Top of EXTRACTED TEXT

Eventually, his father decided that he “did not want to see Juan suffer anymore” and the parents requested to have all mechanical breathing equipment removed. He died peacefully at age nine with family, physicians, and nurses in attendance. I was there that afternoon as Juan was taken off of his ventilator. His breathing slowed, and slowed some more, and he was serene and tranquil in his parents’ arms as he died. There were many tears—tears of sorrow, but also tears of happiness for a young boy who had been able to impact the lives of so many people, and to live to his maximum potential because of the love and devotion of his parents. Still, the loss of their beautiful boy and all the potential he embodied at birth was a tragedy for Juan’s family.

  Yet out of that tragedy emerged a miraculous resilience. I am still closely involved with Juan’s family eight years later, providing care to his three younger sisters. The oldest of the three remembers him; the other two were born after his death. But Juan lives on in all their memories, kept alive by a houseful of pictures and their family storytelling. And they are happy memories. His family celebrates his brief life and does not dwell on the many challenges he and they faced, or on their ultimate devastating loss.

Bottom of EXTRACTED TEXT

LIST OF TASKS.
a – In the passage about Juan, write out everything from "Yet out of that" down to "ultimate devastating loss.", keeping every word and punctuation mark the same.
b – Using the passage about Juan, decide whether each statement agrees with it, answering yes or no and quoting the words that decide it: (i) Juan died at age nine. (ii) Juan had two younger sisters. (iii) All of Juan's sisters remember him.

Top of SOURCE MATERIAL

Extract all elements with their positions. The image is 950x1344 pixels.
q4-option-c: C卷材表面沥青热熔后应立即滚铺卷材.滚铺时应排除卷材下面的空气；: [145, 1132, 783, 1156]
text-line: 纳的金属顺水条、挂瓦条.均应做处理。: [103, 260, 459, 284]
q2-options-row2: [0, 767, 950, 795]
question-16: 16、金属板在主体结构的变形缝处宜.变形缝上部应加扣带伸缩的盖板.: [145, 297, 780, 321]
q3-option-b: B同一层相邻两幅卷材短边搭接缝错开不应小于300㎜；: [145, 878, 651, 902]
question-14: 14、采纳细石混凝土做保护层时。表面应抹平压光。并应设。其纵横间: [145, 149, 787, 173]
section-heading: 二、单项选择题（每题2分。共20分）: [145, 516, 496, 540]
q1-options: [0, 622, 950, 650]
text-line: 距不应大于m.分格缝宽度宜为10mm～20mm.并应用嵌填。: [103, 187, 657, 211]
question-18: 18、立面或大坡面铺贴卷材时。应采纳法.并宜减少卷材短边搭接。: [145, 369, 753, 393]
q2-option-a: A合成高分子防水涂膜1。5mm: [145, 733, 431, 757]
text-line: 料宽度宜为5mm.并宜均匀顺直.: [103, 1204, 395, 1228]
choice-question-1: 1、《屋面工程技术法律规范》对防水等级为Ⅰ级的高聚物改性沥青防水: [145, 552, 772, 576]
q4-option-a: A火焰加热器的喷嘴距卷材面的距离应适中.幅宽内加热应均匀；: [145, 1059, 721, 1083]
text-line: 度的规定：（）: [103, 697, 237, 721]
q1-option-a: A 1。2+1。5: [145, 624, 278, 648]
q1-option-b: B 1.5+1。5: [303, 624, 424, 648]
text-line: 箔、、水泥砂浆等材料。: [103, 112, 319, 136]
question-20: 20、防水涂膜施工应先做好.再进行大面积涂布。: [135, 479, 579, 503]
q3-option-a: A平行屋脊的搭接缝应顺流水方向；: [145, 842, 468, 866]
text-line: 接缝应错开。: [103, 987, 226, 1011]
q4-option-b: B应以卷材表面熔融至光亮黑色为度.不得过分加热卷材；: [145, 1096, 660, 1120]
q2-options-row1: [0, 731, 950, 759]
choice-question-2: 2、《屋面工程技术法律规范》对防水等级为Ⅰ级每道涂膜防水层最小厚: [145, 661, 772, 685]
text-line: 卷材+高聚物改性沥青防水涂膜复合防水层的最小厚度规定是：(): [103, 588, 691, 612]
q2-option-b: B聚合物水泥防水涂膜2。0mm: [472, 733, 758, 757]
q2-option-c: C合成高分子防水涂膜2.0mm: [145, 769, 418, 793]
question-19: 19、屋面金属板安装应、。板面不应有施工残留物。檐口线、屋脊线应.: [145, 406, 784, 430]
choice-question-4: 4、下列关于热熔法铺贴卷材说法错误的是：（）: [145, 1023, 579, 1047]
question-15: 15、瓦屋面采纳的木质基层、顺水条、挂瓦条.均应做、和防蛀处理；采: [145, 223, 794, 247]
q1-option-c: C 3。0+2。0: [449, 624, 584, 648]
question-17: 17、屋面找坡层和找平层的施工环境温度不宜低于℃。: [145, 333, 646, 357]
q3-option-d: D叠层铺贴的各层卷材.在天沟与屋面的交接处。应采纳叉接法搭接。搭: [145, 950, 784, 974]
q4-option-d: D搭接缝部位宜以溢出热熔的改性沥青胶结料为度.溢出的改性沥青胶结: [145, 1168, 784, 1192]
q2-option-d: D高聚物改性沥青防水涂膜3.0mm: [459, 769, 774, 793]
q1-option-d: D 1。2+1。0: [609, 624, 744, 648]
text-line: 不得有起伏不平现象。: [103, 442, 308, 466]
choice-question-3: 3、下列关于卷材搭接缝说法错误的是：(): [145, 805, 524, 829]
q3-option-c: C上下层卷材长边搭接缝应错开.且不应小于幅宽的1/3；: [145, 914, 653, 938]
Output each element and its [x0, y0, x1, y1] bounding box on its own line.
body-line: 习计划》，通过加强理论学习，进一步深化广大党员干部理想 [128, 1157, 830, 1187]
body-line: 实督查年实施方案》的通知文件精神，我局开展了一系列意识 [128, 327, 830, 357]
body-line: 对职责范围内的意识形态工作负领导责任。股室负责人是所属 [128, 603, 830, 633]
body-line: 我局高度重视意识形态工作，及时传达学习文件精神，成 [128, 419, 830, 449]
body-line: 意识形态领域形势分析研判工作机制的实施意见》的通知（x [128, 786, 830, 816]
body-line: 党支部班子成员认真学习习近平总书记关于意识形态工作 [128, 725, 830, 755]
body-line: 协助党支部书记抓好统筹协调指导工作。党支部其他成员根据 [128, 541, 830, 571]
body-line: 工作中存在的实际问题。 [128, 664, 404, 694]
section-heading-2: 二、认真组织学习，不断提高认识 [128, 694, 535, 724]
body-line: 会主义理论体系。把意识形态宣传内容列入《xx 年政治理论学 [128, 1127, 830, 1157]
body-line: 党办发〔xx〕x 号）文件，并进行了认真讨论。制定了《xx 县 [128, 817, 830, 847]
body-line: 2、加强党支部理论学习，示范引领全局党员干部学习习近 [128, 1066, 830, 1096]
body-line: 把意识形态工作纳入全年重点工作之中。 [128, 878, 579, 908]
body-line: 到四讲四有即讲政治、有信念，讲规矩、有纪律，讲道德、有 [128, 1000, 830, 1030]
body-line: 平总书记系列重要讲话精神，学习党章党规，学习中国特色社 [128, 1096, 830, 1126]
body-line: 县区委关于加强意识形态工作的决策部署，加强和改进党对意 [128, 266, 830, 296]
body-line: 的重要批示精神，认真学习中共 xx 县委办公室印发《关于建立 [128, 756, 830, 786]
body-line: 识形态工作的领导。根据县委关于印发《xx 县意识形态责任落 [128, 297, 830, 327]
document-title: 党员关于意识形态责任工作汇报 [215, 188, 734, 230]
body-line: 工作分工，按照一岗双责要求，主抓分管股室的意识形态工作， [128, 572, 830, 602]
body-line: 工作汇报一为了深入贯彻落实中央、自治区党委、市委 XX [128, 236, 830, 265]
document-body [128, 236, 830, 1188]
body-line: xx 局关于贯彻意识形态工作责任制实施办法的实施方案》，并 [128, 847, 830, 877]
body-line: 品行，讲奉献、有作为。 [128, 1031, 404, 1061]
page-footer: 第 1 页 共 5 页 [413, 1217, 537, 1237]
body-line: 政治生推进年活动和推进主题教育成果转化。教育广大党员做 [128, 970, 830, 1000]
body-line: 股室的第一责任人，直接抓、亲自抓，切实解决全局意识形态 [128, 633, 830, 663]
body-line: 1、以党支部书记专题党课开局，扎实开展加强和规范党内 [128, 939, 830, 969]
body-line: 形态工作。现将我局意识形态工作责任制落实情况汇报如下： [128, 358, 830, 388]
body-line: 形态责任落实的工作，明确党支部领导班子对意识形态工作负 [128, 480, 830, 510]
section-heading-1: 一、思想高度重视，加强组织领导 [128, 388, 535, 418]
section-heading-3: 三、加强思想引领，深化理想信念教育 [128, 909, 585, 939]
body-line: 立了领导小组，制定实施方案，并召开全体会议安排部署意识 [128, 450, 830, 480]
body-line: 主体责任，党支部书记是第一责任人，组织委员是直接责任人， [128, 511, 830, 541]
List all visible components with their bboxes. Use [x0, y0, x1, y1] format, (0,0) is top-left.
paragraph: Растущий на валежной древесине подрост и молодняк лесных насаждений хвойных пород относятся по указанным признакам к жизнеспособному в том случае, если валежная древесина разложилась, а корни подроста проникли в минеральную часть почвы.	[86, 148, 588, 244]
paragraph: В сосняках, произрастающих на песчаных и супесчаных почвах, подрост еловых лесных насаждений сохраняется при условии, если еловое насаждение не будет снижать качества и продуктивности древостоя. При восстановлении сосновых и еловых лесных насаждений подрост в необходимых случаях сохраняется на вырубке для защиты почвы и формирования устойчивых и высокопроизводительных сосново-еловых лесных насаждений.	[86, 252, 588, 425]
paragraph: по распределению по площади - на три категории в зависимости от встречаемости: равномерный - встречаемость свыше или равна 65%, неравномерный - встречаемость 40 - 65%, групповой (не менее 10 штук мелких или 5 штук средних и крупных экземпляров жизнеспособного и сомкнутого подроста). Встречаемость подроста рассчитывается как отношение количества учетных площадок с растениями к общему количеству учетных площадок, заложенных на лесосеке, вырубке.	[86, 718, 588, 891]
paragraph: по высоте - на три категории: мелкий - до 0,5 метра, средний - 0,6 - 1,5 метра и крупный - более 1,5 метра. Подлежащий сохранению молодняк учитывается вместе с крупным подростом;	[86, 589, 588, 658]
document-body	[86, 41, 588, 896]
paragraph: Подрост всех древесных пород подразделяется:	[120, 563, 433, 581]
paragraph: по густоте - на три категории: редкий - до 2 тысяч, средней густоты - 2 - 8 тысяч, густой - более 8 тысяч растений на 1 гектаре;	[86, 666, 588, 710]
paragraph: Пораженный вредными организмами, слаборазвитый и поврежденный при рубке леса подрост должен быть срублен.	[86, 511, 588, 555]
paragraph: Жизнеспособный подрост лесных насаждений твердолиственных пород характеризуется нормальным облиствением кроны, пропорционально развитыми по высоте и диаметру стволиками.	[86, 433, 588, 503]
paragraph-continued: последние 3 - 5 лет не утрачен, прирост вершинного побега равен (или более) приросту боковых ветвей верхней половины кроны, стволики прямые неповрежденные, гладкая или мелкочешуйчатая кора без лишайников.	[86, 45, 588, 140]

Bottom of SOURCE MATERIAL

RESULTS.
a –
Yet out of that tragedy emerged a miraculous resilience. I am still closely involved with Juan’s family eight years later, providing care to his three younger sisters. The oldest of the three remembers him; the other two were born after his death. But Juan lives on in all their memories, kept alive by a houseful of pictures and their family storytelling. And they are happy memories. His family celebrates his brief life and does not dwell on the many challenges he and they faced, or on their ultimate devastating loss.

b –
(i) Yes: "He died peacefully at age nine with family, physicians, and nurses in attendance."
(ii) No: "providing care to his three younger sisters."
(iii) No: "The oldest of the three remembers him; the other two were born after his death."